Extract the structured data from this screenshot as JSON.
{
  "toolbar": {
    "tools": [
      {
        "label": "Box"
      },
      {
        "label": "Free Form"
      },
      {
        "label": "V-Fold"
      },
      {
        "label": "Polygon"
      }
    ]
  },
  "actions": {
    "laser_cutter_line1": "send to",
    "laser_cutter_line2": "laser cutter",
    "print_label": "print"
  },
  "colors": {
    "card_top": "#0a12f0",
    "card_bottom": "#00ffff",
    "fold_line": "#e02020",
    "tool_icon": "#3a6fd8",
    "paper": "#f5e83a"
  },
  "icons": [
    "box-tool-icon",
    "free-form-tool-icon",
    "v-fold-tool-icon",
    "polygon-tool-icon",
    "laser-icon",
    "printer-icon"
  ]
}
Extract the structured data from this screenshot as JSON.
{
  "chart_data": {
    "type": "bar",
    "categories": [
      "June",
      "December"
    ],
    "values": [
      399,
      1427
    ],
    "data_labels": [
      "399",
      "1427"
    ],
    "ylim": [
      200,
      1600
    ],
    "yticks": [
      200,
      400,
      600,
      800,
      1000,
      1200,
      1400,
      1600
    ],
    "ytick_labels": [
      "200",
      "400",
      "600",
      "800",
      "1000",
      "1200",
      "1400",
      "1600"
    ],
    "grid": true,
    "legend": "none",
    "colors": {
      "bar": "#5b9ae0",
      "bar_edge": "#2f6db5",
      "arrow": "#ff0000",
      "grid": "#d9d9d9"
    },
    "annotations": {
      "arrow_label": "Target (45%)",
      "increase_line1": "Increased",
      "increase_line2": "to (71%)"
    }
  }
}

§ **WRITTEN PROBLEM**:
Repeat the records above exactly, from the first line to the last.

§ **TASK RESPONSE**:
Extract the structured data from this screenshot as JSON.
{
  "toolbar": {
    "tools": [
      {
        "label": "Box"
      },
      {
        "label": "Free Form"
      },
      {
        "label": "V-Fold"
      },
      {
        "label": "Polygon"
      }
    ]
  },
  "actions": {
    "laser_cutter_line1": "send to",
    "laser_cutter_line2": "laser cutter",
    "print_label": "print"
  },
  "colors": {
    "card_top": "#0a12f0",
    "card_bottom": "#00ffff",
    "fold_line": "#e02020",
    "tool_icon": "#3a6fd8",
    "paper": "#f5e83a"
  },
  "icons": [
    "box-tool-icon",
    "free-form-tool-icon",
    "v-fold-tool-icon",
    "polygon-tool-icon",
    "laser-icon",
    "printer-icon"
  ]
}
Extract the structured data from this screenshot as JSON.
{
  "chart_data": {
    "type": "bar",
    "categories": [
      "June",
      "December"
    ],
    "values": [
      399,
      1427
    ],
    "data_labels": [
      "399",
      "1427"
    ],
    "ylim": [
      200,
      1600
    ],
    "yticks": [
      200,
      400,
      600,
      800,
      1000,
      1200,
      1400,
      1600
    ],
    "ytick_labels": [
      "200",
      "400",
      "600",
      "800",
      "1000",
      "1200",
      "1400",
      "1600"
    ],
    "grid": true,
    "legend": "none",
    "colors": {
      "bar": "#5b9ae0",
      "bar_edge": "#2f6db5",
      "arrow": "#ff0000",
      "grid": "#d9d9d9"
    },
    "annotations": {
      "arrow_label": "Target (45%)",
      "increase_line1": "Increased",
      "increase_line2": "to (71%)"
    }
  }
}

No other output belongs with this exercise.